Rows from a figure dataset
————————

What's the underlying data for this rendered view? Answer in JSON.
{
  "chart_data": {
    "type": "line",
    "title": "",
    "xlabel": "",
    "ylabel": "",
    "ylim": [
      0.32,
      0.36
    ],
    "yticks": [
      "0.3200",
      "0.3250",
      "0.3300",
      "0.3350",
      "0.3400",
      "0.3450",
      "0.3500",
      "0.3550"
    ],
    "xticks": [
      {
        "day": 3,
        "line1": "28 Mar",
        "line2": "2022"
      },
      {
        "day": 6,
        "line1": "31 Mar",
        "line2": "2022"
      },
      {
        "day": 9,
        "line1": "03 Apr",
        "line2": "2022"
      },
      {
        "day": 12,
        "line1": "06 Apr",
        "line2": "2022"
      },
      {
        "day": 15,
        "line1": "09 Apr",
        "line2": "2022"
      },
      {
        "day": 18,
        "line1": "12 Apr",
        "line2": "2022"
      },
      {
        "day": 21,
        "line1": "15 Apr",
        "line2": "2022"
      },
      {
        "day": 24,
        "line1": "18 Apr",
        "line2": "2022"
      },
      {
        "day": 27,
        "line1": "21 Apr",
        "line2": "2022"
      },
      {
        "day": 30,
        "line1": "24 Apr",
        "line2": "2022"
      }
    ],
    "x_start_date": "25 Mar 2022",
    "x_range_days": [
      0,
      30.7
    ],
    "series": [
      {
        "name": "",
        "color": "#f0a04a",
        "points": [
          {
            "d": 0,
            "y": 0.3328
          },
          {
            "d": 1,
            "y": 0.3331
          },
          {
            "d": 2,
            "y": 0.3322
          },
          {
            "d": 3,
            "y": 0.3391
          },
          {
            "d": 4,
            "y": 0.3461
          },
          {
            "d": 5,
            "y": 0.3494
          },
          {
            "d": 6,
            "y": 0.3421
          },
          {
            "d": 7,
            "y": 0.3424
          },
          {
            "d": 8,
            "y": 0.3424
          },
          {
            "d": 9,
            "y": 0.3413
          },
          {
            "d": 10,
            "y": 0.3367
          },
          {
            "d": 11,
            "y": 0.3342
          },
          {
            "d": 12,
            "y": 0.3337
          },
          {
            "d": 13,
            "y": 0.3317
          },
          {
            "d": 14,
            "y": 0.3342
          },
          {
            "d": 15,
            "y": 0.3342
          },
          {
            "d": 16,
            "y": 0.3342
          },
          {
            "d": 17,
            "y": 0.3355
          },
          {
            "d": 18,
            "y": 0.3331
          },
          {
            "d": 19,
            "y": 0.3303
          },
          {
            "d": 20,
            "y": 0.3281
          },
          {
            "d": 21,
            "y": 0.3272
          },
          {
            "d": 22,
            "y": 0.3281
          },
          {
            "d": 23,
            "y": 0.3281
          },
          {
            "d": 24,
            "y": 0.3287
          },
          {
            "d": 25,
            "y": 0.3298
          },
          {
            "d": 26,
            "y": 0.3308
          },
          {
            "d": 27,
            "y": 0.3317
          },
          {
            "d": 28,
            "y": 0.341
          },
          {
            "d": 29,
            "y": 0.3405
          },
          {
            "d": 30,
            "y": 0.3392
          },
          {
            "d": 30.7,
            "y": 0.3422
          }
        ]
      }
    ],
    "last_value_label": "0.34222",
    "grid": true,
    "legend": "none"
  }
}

————————

## WRITTEN INSTRUCTION
Nothing in the listing may be changed; retype it all exactly.

## TASK ANSWER
What's the underlying data for this rendered view? Answer in JSON.
{
  "chart_data": {
    "type": "line",
    "title": "",
    "xlabel": "",
    "ylabel": "",
    "ylim": [
      0.32,
      0.36
    ],
    "yticks": [
      "0.3200",
      "0.3250",
      "0.3300",
      "0.3350",
      "0.3400",
      "0.3450",
      "0.3500",
      "0.3550"
    ],
    "xticks": [
      {
        "day": 3,
        "line1": "28 Mar",
        "line2": "2022"
      },
      {
        "day": 6,
        "line1": "31 Mar",
        "line2": "2022"
      },
      {
        "day": 9,
        "line1": "03 Apr",
        "line2": "2022"
      },
      {
        "day": 12,
        "line1": "06 Apr",
        "line2": "2022"
      },
      {
        "day": 15,
        "line1": "09 Apr",
        "line2": "2022"
      },
      {
        "day": 18,
        "line1": "12 Apr",
        "line2": "2022"
      },
      {
        "day": 21,
        "line1": "15 Apr",
        "line2": "2022"
      },
      {
        "day": 24,
        "line1": "18 Apr",
        "line2": "2022"
      },
      {
        "day": 27,
        "line1": "21 Apr",
        "line2": "2022"
      },
      {
        "day": 30,
        "line1": "24 Apr",
        "line2": "2022"
      }
    ],
    "x_start_date": "25 Mar 2022",
    "x_range_days": [
      0,
      30.7
    ],
    "series": [
      {
        "name": "",
        "color": "#f0a04a",
        "points": [
          {
            "d": 0,
            "y": 0.3328
          },
          {
            "d": 1,
            "y": 0.3331
          },
          {
            "d": 2,
            "y": 0.3322
          },
          {
            "d": 3,
            "y": 0.3391
          },
          {
            "d": 4,
            "y": 0.3461
          },
          {
            "d": 5,
            "y": 0.3494
          },
          {
            "d": 6,
            "y": 0.3421
          },
          {
            "d": 7,
            "y": 0.3424
          },
          {
            "d": 8,
            "y": 0.3424
          },
          {
            "d": 9,
            "y": 0.3413
          },
          {
            "d": 10,
            "y": 0.3367
          },
          {
            "d": 11,
            "y": 0.3342
          },
          {
            "d": 12,
            "y": 0.3337
          },
          {
            "d": 13,
            "y": 0.3317
          },
          {
            "d": 14,
            "y": 0.3342
          },
          {
            "d": 15,
            "y": 0.3342
          },
          {
            "d": 16,
            "y": 0.3342
          },
          {
            "d": 17,
            "y": 0.3355
          },
          {
            "d": 18,
            "y": 0.3331
          },
          {
            "d": 19,
            "y": 0.3303
          },
          {
            "d": 20,
            "y": 0.3281
          },
          {
            "d": 21,
            "y": 0.3272
          },
          {
            "d": 22,
            "y": 0.3281
          },
          {
            "d": 23,
            "y": 0.3281
          },
          {
            "d": 24,
            "y": 0.3287
          },
          {
            "d": 25,
            "y": 0.3298
          },
          {
            "d": 26,
            "y": 0.3308
          },
          {
            "d": 27,
            "y": 0.3317
          },
          {
            "d": 28,
            "y": 0.341
          },
          {
            "d": 29,
            "y": 0.3405
          },
          {
            "d": 30,
            "y": 0.3392
          },
          {
            "d": 30.7,
            "y": 0.3422
          }
        ]
      }
    ],
    "last_value_label": "0.34222",
    "grid": true,
    "legend": "none"
  }
}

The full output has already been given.